> **PROMPT**
Of all the lines in the material, how many include the word "description"? Reply with the number alone.

** start of AVAILABLE DATA **

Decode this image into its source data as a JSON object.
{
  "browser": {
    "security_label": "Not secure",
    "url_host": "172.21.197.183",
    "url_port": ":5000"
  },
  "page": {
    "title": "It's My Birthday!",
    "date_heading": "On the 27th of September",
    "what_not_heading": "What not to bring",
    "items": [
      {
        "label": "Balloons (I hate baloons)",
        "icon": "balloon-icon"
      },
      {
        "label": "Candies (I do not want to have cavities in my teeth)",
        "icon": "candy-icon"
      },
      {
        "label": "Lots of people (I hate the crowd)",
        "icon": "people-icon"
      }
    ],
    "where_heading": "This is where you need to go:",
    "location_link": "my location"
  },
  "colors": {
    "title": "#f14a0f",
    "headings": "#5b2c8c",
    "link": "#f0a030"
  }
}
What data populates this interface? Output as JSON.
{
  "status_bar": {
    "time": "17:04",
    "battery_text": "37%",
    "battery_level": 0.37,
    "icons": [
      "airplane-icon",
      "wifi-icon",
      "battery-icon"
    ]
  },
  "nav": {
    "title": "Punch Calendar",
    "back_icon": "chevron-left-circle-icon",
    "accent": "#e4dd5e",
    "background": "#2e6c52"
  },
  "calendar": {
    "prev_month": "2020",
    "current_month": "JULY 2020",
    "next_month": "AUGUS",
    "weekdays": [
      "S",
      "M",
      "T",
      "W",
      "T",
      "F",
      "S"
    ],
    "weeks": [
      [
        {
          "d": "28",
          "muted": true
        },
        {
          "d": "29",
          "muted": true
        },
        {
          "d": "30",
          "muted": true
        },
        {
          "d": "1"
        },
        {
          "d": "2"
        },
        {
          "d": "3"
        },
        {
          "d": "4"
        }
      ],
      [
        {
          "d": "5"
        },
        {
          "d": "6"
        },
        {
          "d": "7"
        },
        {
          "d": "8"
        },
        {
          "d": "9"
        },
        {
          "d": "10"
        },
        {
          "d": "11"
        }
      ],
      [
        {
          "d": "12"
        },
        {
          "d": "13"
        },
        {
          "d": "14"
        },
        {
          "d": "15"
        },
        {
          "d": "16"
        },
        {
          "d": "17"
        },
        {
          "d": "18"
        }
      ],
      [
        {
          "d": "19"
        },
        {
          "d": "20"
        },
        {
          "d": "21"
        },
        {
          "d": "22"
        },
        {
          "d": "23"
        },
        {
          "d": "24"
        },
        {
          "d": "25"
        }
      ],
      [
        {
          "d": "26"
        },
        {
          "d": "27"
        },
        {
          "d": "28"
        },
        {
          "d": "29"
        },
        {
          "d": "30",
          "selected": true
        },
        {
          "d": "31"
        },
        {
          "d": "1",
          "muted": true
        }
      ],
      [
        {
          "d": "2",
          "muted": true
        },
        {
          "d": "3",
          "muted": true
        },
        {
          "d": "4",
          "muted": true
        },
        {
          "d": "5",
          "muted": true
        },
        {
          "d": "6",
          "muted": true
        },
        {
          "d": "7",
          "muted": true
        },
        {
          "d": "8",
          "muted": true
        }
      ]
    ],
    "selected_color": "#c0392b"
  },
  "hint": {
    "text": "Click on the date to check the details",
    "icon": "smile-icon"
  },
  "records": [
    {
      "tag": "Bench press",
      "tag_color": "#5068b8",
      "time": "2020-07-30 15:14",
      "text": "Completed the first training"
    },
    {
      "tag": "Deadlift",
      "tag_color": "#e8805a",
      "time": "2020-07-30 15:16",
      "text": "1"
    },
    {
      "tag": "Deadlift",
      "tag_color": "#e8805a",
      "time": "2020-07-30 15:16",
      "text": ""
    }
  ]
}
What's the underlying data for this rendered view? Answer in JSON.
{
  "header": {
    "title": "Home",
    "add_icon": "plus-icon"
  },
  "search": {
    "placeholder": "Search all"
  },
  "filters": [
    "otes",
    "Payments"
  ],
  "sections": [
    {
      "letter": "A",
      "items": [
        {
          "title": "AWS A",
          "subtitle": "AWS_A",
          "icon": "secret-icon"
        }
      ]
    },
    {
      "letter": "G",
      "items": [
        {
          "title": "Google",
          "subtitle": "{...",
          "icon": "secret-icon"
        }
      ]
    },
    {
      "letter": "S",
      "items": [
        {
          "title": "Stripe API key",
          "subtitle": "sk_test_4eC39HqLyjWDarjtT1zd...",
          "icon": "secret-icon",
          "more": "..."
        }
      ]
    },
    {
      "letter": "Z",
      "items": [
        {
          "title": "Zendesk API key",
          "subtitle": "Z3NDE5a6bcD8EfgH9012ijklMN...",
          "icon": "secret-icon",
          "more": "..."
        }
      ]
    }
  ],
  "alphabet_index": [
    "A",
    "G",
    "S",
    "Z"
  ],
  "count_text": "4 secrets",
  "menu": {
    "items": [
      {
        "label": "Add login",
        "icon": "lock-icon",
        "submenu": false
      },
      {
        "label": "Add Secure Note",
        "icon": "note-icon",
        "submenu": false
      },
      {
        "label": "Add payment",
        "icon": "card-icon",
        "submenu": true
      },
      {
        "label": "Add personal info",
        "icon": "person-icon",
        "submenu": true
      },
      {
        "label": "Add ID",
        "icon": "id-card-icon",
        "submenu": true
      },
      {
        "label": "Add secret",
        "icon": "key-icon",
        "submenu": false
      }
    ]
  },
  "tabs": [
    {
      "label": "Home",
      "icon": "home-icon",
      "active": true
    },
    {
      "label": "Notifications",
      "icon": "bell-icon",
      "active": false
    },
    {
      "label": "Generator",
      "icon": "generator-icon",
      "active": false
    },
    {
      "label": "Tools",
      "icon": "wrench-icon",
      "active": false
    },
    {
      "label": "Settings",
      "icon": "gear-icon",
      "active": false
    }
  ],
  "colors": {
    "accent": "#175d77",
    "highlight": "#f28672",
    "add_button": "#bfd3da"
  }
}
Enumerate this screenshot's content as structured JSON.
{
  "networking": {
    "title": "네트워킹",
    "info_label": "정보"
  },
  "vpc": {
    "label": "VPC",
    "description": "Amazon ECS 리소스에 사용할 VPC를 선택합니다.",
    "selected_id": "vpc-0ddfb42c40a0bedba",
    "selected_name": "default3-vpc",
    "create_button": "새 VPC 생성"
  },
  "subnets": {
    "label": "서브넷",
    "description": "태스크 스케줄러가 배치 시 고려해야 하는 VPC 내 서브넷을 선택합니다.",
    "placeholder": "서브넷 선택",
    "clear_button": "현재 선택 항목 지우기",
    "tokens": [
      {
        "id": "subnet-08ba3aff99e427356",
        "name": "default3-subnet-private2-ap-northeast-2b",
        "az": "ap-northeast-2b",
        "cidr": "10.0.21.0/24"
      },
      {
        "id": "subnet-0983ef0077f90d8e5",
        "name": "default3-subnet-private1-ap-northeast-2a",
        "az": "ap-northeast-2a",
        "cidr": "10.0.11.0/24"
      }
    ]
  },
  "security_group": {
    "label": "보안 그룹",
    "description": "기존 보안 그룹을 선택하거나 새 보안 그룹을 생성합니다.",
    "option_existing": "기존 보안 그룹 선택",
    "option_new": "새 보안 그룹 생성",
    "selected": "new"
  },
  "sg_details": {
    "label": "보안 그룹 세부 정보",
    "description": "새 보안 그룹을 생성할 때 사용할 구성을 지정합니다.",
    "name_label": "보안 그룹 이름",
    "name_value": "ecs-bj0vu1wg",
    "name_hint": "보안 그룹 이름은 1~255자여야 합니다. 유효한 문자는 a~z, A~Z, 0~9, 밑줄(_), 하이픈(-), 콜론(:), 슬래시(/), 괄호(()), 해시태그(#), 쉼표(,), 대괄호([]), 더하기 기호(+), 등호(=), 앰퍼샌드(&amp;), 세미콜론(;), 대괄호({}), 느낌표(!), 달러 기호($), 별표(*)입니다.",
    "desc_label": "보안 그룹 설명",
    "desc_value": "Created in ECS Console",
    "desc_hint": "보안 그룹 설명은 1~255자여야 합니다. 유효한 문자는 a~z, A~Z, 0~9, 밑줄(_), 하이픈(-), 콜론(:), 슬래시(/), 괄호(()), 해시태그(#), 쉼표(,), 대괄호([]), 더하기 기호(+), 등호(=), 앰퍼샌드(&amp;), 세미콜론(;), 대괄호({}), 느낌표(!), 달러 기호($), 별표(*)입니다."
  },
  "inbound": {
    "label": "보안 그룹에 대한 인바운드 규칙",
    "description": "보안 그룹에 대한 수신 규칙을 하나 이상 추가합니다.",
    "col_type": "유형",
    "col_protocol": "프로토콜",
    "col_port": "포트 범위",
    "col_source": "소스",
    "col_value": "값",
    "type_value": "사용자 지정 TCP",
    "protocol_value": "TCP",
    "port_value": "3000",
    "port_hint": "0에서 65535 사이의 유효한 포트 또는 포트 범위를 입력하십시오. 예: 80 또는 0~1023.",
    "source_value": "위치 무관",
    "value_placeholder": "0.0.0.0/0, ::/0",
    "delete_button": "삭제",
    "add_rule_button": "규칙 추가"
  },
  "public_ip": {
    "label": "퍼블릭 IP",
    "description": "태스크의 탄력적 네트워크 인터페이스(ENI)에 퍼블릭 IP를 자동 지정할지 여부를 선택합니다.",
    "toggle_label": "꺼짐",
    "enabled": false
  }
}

** end of AVAILABLE DATA **

> **RESULT OF THIS TASK**
6